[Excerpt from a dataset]
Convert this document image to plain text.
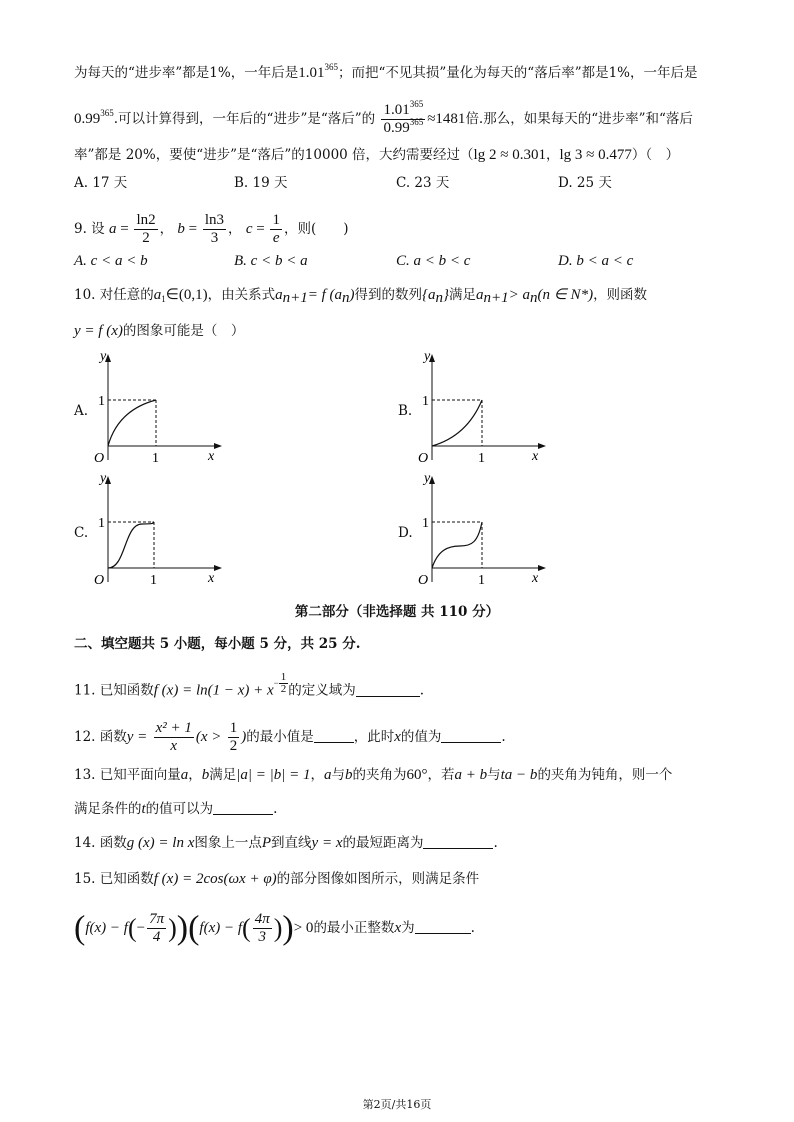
为每天的“进步率”都是1%，一年后是1.01$^{365}$；而把“不见其损”量化为每天的“落后率”都是1%，一年后是
0.99$^{365}$.可以计算得到，一年后的“进步”是“落后”的 $\frac{1.01^{365}}{0.99^{365}} \approx 1481$倍.那么，如果每天的“进步率”和“落后
率”都是 20%，要使“进步”是“落后”的10000 倍，大约需要经过（lg 2 ≈ 0.301，lg 3 ≈ 0.477）（　）
A. 17 天	B. 19 天	C. 23 天	D. 25 天
9. 设 $a = \frac{\ln 2}{2}$ ， $b = \frac{\ln 3}{3}$ ， $c = \frac{1}{e}$ ，则(　　)
A. c < a < b	B. c < b < a	C. a < b < c	D. b < a < c
10. 对任意的$a_1\in(0,1)$，由关系式$a_{n+1}= f$ $(a_n)$得到的数列$\{a_n\}$满足$a_{n+1}> a_n(n$ ∈ N*)，则函数
y = f (x)的图象可能是（　）
A.	B.
C.	D.
y
x
O	1
1
y
x
O	1
1
y
x
O	1
1
y
x
O	1
1
第二部分（非选择题 共 110 分）
二、填空题共 5 小题，每小题 5 分，共 25 分.
11. 已知函数f $(x) = \ln(1 - x) + x^{- \frac{1}{2}}$ 的定义域为	.
12. 函数$y = \frac{\text{x² + 1}}{x} (x > \frac{1}{2}$ )的最小值是	，此时x的值为	.
13. 已知平面向量a，b满足|a| = |b| = 1，a与b的夹角为60°，若a + b与ta − b的夹角为钝角，则一个
满足条件的t的值可以为	.
14. 函数g (x) = ln x图象上一点P到直线y = x的最短距离为	.
15. 已知函数f (x) = 2cos(ωx + φ)的部分图像如图所示，则满足条件
$(f(x) - f(- \frac{7\pi}{4} ))(f(x) - f( \frac{4\pi}{3}$ ))> 0的最小正整数x为	.
第2页/共16页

## Work to be completed:
Where a line holds "frac", copy it out.

## Solution:
0.99$^{365}$.可以计算得到，一年后的“进步”是“落后”的 $\frac{1.01^{365}}{0.99^{365}} \approx 1481$倍.那么，如果每天的“进步率”和“落后
9. 设 $a = \frac{\ln 2}{2}$ ， $b = \frac{\ln 3}{3}$ ， $c = \frac{1}{e}$ ，则(　　)
11. 已知函数f $(x) = \ln(1 - x) + x^{- \frac{1}{2}}$ 的定义域为	.
12. 函数$y = \frac{\text{x² + 1}}{x} (x > \frac{1}{2}$ )的最小值是	，此时x的值为	.
$(f(x) - f(- \frac{7\pi}{4} ))(f(x) - f( \frac{4\pi}{3}$ ))> 0的最小正整数x为	.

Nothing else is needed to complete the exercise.